■ **TASK**
The entire listing is to be repeated verbatim.

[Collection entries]
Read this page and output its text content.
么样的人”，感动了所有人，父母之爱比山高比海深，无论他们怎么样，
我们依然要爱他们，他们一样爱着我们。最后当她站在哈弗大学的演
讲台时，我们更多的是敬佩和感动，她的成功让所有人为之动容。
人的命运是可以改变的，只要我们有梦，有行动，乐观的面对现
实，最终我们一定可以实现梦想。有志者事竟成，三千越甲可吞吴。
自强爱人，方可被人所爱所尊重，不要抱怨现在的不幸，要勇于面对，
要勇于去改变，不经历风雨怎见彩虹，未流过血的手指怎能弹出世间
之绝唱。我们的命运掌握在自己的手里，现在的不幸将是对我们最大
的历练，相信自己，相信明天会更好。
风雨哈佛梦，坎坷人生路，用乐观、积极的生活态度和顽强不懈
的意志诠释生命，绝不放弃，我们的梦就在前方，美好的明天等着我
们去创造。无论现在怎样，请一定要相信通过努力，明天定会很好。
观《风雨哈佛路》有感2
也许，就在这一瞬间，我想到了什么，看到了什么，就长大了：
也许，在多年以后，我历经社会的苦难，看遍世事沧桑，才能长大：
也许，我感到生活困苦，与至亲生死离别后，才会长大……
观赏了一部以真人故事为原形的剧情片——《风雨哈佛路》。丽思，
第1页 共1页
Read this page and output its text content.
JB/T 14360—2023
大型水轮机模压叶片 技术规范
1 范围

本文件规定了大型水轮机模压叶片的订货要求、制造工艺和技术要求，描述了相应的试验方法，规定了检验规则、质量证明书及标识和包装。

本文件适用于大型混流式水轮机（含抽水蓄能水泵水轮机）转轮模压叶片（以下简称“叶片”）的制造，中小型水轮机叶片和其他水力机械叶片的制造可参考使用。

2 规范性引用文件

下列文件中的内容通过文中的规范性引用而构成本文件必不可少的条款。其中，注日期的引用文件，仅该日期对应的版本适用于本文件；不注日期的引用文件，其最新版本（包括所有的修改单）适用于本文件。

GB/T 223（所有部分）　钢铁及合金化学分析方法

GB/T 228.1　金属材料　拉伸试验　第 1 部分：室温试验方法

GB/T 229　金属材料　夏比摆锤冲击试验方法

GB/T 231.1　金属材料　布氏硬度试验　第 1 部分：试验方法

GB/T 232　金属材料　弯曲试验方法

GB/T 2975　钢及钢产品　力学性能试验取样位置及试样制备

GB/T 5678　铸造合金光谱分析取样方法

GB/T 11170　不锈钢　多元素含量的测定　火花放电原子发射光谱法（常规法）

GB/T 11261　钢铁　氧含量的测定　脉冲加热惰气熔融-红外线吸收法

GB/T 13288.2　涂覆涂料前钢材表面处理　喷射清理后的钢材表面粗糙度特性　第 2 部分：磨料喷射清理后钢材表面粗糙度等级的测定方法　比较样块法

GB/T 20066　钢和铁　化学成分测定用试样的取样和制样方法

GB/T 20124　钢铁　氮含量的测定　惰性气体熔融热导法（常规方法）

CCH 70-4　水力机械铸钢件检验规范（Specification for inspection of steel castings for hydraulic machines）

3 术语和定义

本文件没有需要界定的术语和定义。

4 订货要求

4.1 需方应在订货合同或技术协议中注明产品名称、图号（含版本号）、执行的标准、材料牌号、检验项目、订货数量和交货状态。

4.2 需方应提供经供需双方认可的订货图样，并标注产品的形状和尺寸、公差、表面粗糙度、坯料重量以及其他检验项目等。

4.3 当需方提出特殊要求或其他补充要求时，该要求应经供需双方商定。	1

■ **PROBLEM SOLUTION**
Read this page and output its text content.
么样的人”，感动了所有人，父母之爱比山高比海深，无论他们怎么样，
我们依然要爱他们，他们一样爱着我们。最后当她站在哈弗大学的演
讲台时，我们更多的是敬佩和感动，她的成功让所有人为之动容。
人的命运是可以改变的，只要我们有梦，有行动，乐观的面对现
实，最终我们一定可以实现梦想。有志者事竟成，三千越甲可吞吴。
自强爱人，方可被人所爱所尊重，不要抱怨现在的不幸，要勇于面对，
要勇于去改变，不经历风雨怎见彩虹，未流过血的手指怎能弹出世间
之绝唱。我们的命运掌握在自己的手里，现在的不幸将是对我们最大
的历练，相信自己，相信明天会更好。
风雨哈佛梦，坎坷人生路，用乐观、积极的生活态度和顽强不懈
的意志诠释生命，绝不放弃，我们的梦就在前方，美好的明天等着我
们去创造。无论现在怎样，请一定要相信通过努力，明天定会很好。
观《风雨哈佛路》有感2
也许，就在这一瞬间，我想到了什么，看到了什么，就长大了：
也许，在多年以后，我历经社会的苦难，看遍世事沧桑，才能长大：
也许，我感到生活困苦，与至亲生死离别后，才会长大……
观赏了一部以真人故事为原形的剧情片——《风雨哈佛路》。丽思，
第1页 共1页
Read this page and output its text content.
JB/T 14360—2023
大型水轮机模压叶片 技术规范
1 范围

本文件规定了大型水轮机模压叶片的订货要求、制造工艺和技术要求，描述了相应的试验方法，规定了检验规则、质量证明书及标识和包装。

本文件适用于大型混流式水轮机（含抽水蓄能水泵水轮机）转轮模压叶片（以下简称“叶片”）的制造，中小型水轮机叶片和其他水力机械叶片的制造可参考使用。

2 规范性引用文件

下列文件中的内容通过文中的规范性引用而构成本文件必不可少的条款。其中，注日期的引用文件，仅该日期对应的版本适用于本文件；不注日期的引用文件，其最新版本（包括所有的修改单）适用于本文件。

GB/T 223（所有部分）　钢铁及合金化学分析方法

GB/T 228.1　金属材料　拉伸试验　第 1 部分：室温试验方法

GB/T 229　金属材料　夏比摆锤冲击试验方法

GB/T 231.1　金属材料　布氏硬度试验　第 1 部分：试验方法

GB/T 232　金属材料　弯曲试验方法

GB/T 2975　钢及钢产品　力学性能试验取样位置及试样制备

GB/T 5678　铸造合金光谱分析取样方法

GB/T 11170　不锈钢　多元素含量的测定　火花放电原子发射光谱法（常规法）

GB/T 11261　钢铁　氧含量的测定　脉冲加热惰气熔融-红外线吸收法

GB/T 13288.2　涂覆涂料前钢材表面处理　喷射清理后的钢材表面粗糙度特性　第 2 部分：磨料喷射清理后钢材表面粗糙度等级的测定方法　比较样块法

GB/T 20066　钢和铁　化学成分测定用试样的取样和制样方法

GB/T 20124　钢铁　氮含量的测定　惰性气体熔融热导法（常规方法）

CCH 70-4　水力机械铸钢件检验规范（Specification for inspection of steel castings for hydraulic machines）

3 术语和定义

本文件没有需要界定的术语和定义。

4 订货要求

4.1 需方应在订货合同或技术协议中注明产品名称、图号（含版本号）、执行的标准、材料牌号、检验项目、订货数量和交货状态。

4.2 需方应提供经供需双方认可的订货图样，并标注产品的形状和尺寸、公差、表面粗糙度、坯料重量以及其他检验项目等。

4.3 当需方提出特殊要求或其他补充要求时，该要求应经供需双方商定。	1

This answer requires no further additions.